▶ [Challenge] Scan the following material for the string "объекта" and copy each line in which it appears.

===

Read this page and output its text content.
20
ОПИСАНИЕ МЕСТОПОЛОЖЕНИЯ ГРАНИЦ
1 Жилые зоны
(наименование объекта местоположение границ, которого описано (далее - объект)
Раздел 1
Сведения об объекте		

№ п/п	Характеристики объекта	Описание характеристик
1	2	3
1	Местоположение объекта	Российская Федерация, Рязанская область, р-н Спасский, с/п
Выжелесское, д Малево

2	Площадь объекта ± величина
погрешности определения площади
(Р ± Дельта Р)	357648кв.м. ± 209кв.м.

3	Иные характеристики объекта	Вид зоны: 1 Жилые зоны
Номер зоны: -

===

▶ [Response]
(наименование объекта местоположение границ, которого описано (далее - объект)
№ п/п	Характеристики объекта	Описание характеристик
1	Местоположение объекта	Российская Федерация, Рязанская область, р-н Спасский, с/п
2	Площадь объекта ± величина
3	Иные характеристики объекта	Вид зоны: 1 Жилые зоны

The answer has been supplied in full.